Collected data entries:
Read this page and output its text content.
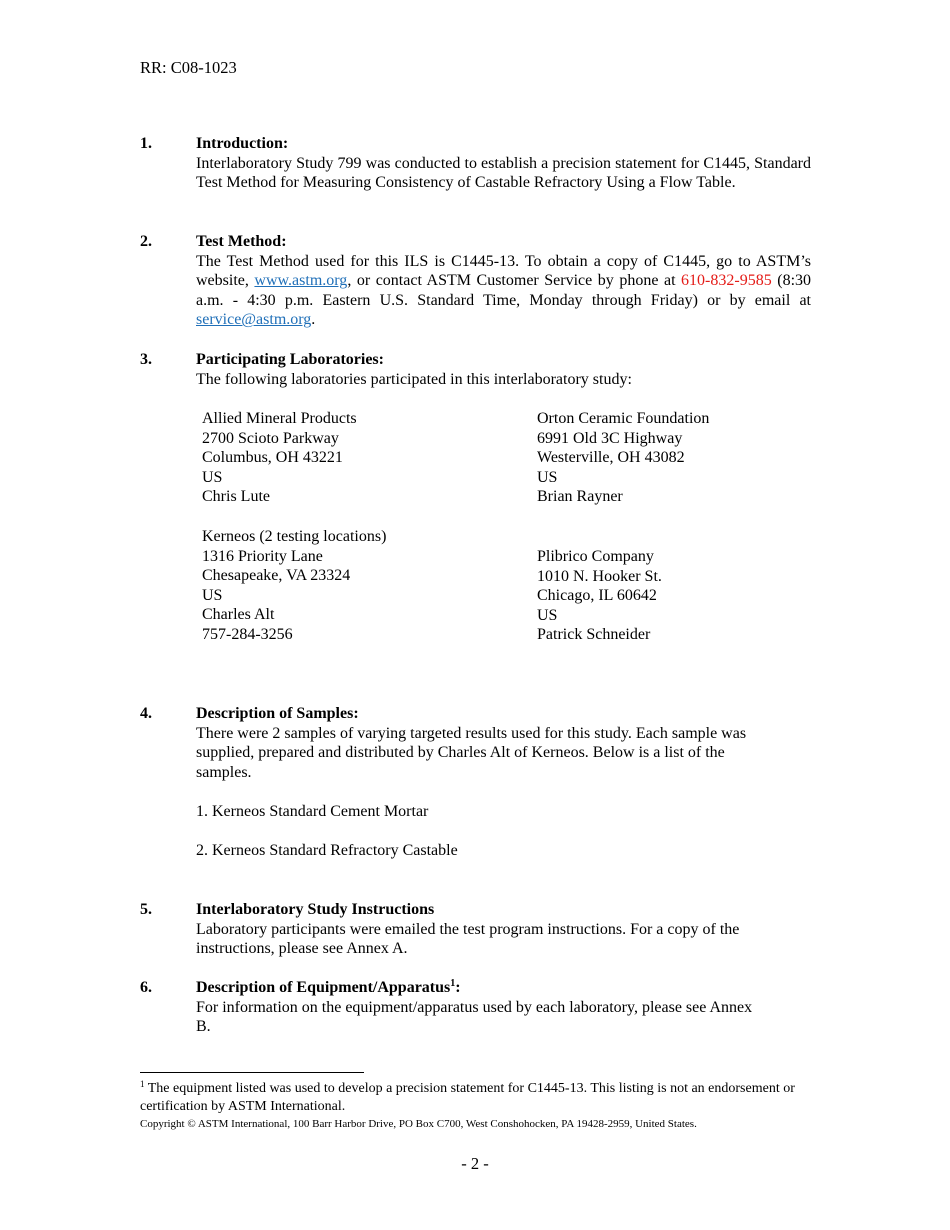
RR: C08-1023
1.	Introduction:
Interlaboratory Study 799 was conducted to establish a precision statement for C1445, Standard Test Method for Measuring Consistency of Castable Refractory Using a Flow Table.
2.	Test Method:
The Test Method used for this ILS is C1445-13. To obtain a copy of C1445, go to ASTM’s website, www.astm.org, or contact ASTM Customer Service by phone at 610-832-9585 (8:30 a.m. - 4:30 p.m. Eastern U.S. Standard Time, Monday through Friday) or by email at service@astm.org.
3.	Participating Laboratories:
The following laboratories participated in this interlaboratory study:
Allied Mineral Products
2700 Scioto Parkway
Columbus, OH 43221
US
Chris Lute
Orton Ceramic Foundation
6991 Old 3C Highway
Westerville, OH 43082
US
Brian Rayner
Kerneos (2 testing locations)
1316 Priority Lane
Chesapeake, VA 23324
US
Charles Alt
757-284-3256
Plibrico Company
1010 N. Hooker St.
Chicago, IL 60642
US
Patrick Schneider
4.	Description of Samples:
There were 2 samples of varying targeted results used for this study. Each sample was
supplied, prepared and distributed by Charles Alt of Kerneos. Below is a list of the
samples.
1. Kerneos Standard Cement Mortar
2. Kerneos Standard Refractory Castable
5.	Interlaboratory Study Instructions
Laboratory participants were emailed the test program instructions. For a copy of the
instructions, please see Annex A.
6.	Description of Equipment/Apparatus$^1$:
For information on the equipment/apparatus used by each laboratory, please see Annex
B.
$^1$ The equipment listed was used to develop a precision statement for C1445-13. This listing is not an endorsement or certification by ASTM International.
Copyright © ASTM International, 100 Barr Harbor Drive, PO Box C700, West Conshohocken, PA 19428-2959, United States.
- 2 -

SET PROBLEM:
Gather up the lines that contain the word "statement".

IN RESPONSE:
Interlaboratory Study 799 was conducted to establish a precision statement for C1445, Standard Test Method for Measuring Consistency of Castable Refractory Using a Flow Table.
$^1$ The equipment listed was used to develop a precision statement for C1445-13. This listing is not an endorsement or certification by ASTM International.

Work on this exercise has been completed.